### Task description
In the listing below, write out each line verbatim, beginning at the line that contains "List all visible" and stopping after the line that contains "collapsed-arrow-icon[interactable] — [43, 460, 53, 470]". Include both of those lines and nothing else.

[Entries shown start]

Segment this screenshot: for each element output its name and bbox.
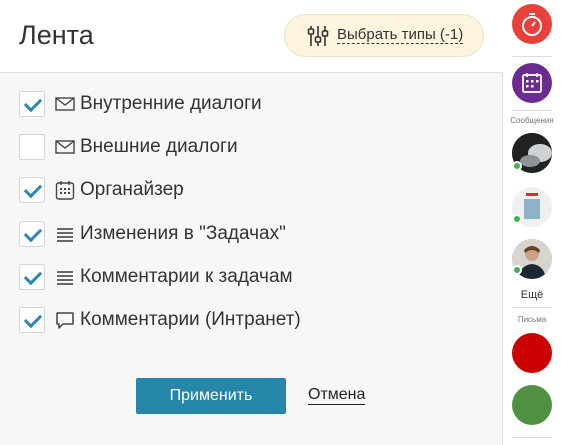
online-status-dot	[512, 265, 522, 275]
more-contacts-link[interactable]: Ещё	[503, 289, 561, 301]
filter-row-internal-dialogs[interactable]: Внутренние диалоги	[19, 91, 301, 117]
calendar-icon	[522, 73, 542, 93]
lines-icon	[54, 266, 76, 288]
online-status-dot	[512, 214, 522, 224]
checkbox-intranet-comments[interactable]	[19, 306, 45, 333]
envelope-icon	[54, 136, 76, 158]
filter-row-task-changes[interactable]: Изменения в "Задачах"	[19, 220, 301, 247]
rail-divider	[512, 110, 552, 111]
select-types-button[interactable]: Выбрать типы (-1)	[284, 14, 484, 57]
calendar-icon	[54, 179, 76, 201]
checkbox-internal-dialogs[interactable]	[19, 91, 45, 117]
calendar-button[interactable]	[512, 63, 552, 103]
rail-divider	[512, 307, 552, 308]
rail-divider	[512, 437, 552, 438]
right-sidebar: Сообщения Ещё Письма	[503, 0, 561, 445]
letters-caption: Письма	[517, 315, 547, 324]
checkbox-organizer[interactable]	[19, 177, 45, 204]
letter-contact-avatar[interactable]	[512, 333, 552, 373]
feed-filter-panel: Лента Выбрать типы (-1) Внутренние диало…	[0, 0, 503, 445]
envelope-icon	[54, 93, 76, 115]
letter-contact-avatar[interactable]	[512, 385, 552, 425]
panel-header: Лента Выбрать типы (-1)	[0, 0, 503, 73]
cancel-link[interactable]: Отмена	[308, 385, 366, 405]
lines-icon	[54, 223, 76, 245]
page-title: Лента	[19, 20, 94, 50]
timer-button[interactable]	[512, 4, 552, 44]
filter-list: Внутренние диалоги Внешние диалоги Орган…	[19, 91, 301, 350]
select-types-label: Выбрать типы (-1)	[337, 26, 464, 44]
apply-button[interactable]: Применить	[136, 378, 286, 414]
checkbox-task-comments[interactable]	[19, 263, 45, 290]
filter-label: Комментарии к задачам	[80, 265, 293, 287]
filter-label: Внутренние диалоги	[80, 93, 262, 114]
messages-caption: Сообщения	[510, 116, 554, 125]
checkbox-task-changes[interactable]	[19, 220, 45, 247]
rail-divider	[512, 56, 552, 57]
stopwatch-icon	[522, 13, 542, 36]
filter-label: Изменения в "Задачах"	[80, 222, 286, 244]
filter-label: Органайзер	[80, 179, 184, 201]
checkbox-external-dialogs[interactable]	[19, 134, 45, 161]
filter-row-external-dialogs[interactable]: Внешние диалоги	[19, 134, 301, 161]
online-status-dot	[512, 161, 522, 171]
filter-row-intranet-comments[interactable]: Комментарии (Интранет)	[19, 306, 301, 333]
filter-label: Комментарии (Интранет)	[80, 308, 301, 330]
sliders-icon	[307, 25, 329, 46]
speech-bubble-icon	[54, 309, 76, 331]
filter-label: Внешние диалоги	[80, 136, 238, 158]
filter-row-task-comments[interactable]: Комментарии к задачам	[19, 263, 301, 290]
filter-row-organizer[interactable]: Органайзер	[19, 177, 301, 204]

[Entries shown end]
[Entries shown start]

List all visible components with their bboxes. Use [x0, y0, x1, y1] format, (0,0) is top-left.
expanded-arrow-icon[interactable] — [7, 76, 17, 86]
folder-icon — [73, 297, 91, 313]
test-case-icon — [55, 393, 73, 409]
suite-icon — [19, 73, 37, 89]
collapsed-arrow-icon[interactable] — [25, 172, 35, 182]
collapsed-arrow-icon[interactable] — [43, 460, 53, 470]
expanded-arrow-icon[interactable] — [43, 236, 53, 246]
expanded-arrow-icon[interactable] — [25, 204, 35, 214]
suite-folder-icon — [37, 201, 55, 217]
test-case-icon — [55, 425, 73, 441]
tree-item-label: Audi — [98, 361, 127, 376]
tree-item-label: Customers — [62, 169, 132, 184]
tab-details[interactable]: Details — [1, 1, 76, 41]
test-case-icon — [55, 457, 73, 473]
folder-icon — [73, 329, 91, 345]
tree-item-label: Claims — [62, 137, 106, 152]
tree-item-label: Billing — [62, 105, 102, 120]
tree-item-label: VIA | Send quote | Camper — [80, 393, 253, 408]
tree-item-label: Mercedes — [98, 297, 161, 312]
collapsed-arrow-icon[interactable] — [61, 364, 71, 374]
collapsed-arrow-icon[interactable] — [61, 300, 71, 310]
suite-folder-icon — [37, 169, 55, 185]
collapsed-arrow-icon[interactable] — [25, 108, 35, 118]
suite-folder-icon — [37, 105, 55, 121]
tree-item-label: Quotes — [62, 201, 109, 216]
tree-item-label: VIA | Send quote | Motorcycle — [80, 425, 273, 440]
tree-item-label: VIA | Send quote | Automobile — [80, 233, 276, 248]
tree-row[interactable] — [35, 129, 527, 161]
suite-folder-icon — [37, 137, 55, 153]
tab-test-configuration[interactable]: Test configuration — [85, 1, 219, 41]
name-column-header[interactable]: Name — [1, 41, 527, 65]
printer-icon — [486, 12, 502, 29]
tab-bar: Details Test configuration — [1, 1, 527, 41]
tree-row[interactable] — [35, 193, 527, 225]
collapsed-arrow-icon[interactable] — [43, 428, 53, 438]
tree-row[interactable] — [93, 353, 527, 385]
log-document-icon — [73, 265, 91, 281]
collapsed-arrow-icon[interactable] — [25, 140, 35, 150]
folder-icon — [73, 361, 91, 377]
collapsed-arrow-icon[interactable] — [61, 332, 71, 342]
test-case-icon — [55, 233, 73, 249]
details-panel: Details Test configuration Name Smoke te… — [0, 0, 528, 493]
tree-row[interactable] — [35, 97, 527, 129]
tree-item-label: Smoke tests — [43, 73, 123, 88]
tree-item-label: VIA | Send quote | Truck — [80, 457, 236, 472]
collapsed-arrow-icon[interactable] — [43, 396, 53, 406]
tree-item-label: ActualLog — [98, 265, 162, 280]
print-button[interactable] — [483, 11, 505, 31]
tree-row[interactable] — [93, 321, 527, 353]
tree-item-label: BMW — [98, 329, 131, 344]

[Entries shown end]

### Answer in full
List all visible components with their bboxes. Use [x0, y0, x1, y1] format, (0,0) is top-left.
expanded-arrow-icon[interactable] — [7, 76, 17, 86]
folder-icon — [73, 297, 91, 313]
test-case-icon — [55, 393, 73, 409]
suite-icon — [19, 73, 37, 89]
collapsed-arrow-icon[interactable] — [25, 172, 35, 182]
collapsed-arrow-icon[interactable] — [43, 460, 53, 470]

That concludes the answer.